[Data entries for graphics]
^^^^^^^^

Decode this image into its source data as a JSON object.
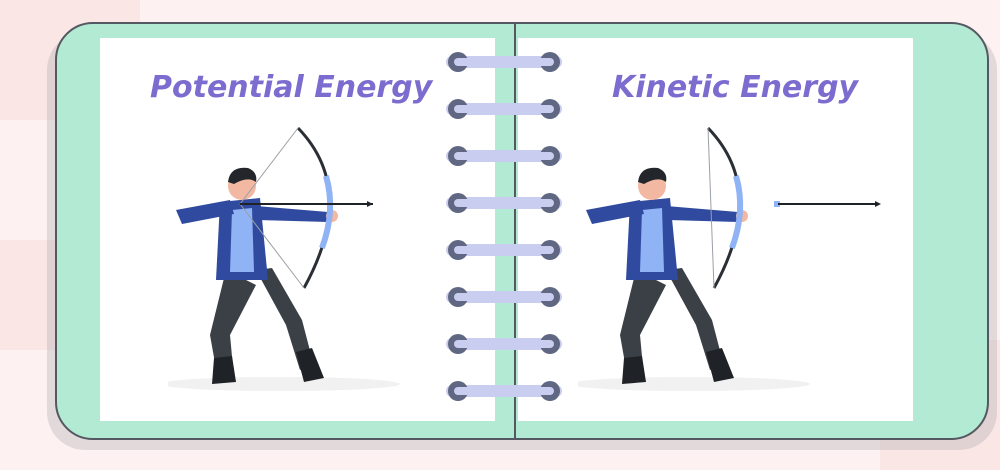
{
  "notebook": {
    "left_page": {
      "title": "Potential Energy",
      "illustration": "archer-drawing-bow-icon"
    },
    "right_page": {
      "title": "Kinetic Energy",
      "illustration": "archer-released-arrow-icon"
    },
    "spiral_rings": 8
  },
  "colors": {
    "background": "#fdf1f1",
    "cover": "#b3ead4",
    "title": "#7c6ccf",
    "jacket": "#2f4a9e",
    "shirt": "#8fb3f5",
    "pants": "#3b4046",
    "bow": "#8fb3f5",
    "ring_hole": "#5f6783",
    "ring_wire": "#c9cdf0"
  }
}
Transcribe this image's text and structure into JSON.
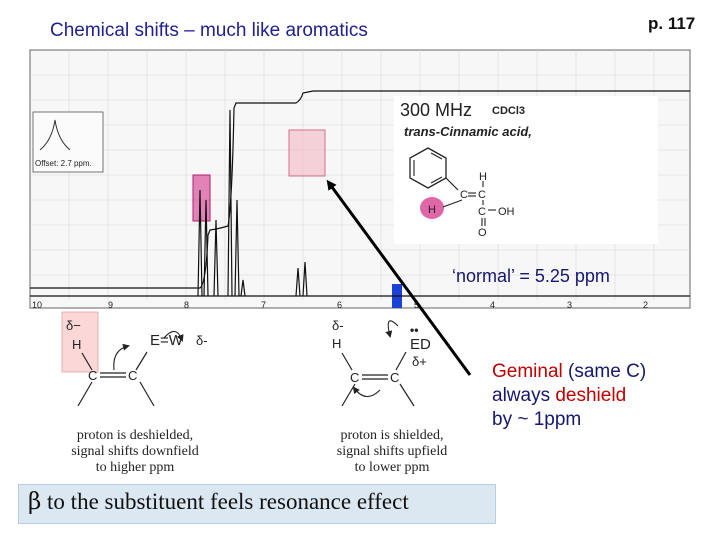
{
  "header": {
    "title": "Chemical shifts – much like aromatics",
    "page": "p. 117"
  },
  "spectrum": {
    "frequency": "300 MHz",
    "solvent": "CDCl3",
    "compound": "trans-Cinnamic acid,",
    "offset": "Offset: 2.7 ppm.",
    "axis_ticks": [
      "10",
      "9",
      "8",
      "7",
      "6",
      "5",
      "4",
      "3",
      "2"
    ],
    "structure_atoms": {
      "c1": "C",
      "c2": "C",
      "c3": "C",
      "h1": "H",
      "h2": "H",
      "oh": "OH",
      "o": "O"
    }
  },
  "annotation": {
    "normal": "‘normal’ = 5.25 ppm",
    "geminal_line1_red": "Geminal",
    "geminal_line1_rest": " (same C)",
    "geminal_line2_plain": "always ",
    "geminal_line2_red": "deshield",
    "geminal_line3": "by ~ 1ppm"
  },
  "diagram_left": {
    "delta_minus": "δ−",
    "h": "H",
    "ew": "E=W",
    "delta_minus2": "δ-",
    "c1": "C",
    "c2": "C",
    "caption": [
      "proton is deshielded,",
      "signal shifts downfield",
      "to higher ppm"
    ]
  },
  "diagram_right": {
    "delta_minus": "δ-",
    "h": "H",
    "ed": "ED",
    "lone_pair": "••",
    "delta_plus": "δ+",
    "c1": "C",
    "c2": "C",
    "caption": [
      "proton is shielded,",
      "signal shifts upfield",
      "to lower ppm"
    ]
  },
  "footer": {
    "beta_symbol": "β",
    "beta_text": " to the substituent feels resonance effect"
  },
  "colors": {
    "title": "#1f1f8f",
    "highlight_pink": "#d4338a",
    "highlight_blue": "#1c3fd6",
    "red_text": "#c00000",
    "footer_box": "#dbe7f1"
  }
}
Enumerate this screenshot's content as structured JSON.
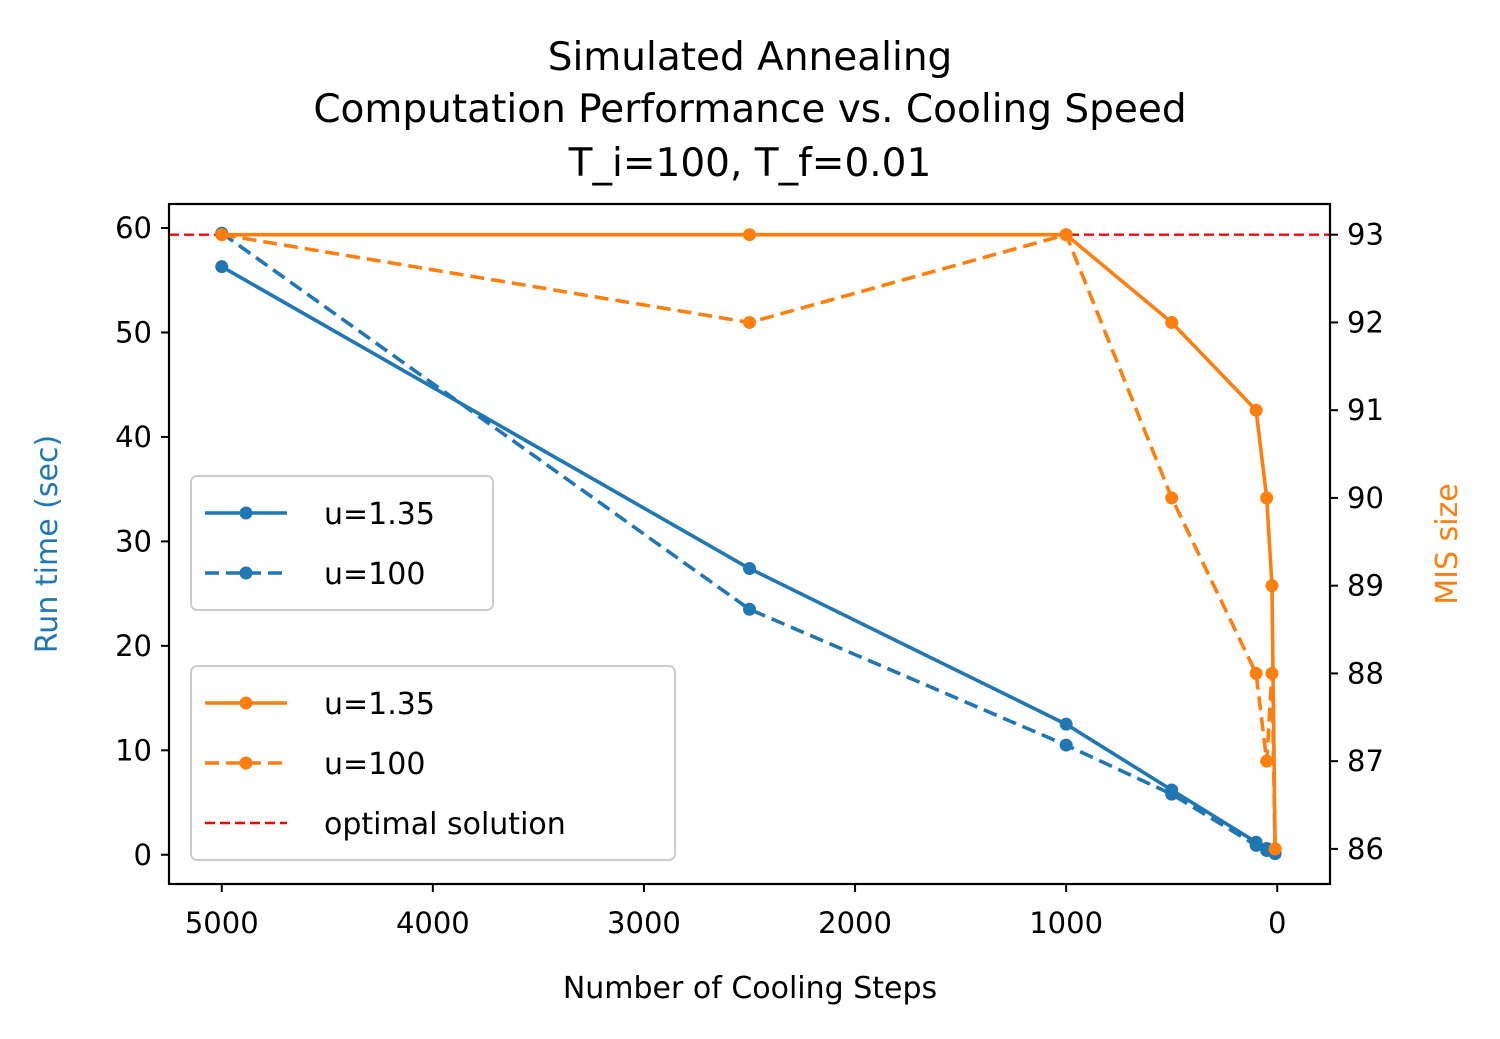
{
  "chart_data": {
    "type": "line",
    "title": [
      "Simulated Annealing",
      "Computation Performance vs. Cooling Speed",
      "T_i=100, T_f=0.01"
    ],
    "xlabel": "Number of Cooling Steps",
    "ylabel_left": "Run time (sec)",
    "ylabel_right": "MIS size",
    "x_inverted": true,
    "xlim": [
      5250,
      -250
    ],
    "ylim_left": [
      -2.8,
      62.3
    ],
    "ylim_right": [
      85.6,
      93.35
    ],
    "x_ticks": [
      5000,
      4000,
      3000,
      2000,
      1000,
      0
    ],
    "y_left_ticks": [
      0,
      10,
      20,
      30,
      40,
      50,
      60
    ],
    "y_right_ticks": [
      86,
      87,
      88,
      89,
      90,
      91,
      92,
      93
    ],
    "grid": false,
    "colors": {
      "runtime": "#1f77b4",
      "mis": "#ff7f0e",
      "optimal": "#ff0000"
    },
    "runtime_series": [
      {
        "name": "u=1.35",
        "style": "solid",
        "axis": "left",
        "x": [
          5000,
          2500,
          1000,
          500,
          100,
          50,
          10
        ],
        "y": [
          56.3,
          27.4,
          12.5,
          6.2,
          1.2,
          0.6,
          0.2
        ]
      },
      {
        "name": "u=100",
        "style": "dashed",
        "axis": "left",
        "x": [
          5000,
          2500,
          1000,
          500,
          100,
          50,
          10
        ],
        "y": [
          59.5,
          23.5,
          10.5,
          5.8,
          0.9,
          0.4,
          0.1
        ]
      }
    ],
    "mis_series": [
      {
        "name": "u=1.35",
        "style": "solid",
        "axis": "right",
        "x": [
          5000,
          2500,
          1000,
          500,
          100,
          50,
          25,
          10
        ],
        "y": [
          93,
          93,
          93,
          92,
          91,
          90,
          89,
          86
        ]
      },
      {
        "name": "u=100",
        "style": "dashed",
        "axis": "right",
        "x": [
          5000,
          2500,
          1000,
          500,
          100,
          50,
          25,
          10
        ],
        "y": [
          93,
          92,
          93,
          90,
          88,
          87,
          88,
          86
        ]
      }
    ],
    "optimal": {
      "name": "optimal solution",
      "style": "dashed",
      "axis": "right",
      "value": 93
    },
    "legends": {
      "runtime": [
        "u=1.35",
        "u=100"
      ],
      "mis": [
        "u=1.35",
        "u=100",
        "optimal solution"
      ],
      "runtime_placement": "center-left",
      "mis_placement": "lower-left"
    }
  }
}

^^^^^^^^

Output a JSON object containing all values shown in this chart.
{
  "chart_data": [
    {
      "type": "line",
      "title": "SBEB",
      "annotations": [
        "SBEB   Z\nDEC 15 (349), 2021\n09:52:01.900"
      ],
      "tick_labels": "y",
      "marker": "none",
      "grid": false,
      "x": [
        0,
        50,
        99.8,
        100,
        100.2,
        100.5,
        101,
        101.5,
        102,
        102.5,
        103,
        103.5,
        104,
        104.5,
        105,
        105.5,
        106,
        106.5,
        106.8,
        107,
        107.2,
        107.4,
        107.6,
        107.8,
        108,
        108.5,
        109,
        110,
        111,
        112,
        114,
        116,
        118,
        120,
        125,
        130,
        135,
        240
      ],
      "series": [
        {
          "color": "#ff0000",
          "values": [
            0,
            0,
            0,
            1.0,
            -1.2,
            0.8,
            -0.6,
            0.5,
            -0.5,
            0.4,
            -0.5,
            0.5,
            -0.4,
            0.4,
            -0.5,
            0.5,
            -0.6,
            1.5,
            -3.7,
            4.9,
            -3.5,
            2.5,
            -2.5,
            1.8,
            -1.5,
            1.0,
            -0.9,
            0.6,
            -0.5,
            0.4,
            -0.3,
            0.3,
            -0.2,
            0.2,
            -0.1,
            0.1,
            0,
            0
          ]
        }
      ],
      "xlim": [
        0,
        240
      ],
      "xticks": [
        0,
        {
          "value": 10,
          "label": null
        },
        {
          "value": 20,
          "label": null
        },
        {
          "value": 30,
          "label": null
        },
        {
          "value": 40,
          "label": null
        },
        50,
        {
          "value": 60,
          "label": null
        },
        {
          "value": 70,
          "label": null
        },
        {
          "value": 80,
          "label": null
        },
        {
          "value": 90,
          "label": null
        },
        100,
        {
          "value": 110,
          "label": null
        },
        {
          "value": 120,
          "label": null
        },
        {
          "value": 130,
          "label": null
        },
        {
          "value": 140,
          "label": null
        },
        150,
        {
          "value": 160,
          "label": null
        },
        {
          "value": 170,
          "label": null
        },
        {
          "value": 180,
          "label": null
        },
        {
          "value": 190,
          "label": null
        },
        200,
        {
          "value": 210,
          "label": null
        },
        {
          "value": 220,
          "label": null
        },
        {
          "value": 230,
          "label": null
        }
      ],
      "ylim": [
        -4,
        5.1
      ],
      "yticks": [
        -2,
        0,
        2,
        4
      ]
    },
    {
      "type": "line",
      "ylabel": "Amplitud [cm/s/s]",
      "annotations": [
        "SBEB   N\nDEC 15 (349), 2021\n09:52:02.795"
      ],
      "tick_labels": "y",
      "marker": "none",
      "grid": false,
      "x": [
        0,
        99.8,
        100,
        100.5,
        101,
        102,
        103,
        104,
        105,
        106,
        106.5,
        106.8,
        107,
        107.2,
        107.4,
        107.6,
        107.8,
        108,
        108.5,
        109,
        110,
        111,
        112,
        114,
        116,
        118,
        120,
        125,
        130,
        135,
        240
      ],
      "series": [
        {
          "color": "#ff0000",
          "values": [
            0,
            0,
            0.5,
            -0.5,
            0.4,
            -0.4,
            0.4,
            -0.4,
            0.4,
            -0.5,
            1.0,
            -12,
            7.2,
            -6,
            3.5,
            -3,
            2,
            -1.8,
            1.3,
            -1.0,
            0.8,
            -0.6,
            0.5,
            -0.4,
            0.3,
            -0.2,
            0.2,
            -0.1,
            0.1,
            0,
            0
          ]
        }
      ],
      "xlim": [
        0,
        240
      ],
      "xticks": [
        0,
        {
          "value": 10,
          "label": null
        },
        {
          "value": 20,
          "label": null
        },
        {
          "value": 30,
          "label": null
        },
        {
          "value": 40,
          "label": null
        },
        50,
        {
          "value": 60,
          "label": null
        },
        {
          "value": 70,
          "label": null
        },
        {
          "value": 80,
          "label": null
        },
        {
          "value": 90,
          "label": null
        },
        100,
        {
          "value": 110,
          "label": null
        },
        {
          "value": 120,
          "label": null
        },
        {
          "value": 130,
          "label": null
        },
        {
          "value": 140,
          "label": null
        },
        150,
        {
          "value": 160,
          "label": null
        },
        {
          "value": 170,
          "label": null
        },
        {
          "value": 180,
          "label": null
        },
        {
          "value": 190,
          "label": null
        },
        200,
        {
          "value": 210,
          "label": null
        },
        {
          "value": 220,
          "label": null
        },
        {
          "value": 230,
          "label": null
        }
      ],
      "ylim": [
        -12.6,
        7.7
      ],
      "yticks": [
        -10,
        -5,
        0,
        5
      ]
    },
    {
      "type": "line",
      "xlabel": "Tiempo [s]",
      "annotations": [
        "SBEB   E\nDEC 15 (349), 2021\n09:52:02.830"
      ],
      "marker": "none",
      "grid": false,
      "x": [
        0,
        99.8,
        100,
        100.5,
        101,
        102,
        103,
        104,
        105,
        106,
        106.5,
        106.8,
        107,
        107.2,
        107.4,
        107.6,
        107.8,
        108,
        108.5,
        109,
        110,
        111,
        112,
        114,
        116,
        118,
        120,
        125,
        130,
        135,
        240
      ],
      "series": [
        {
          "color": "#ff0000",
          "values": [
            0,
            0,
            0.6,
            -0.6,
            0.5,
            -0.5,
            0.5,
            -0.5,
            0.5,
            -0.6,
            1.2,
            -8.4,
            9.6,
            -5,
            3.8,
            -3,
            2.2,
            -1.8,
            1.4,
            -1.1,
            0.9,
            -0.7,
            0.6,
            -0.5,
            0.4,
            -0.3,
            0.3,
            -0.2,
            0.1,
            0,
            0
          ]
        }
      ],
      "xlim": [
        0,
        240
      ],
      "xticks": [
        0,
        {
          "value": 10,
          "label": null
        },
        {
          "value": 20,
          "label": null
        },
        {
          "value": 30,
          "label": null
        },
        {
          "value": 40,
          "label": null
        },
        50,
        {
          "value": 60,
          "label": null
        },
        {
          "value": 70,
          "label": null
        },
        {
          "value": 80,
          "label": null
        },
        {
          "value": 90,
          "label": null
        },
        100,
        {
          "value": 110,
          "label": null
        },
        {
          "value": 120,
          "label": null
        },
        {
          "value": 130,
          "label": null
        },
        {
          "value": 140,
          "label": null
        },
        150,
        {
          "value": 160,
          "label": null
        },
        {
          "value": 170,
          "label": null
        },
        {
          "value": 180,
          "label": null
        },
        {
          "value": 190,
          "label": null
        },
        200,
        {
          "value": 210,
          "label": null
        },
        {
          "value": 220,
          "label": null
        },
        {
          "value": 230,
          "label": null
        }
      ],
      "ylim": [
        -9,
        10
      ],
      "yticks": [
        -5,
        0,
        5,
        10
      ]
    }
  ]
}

^^^^^^^^

Task instructions: Each line that holds the word "into" is to be copied.

Task output:
Decode this image into its source data as a JSON object.
Transcribe this image's text and structure into JSON.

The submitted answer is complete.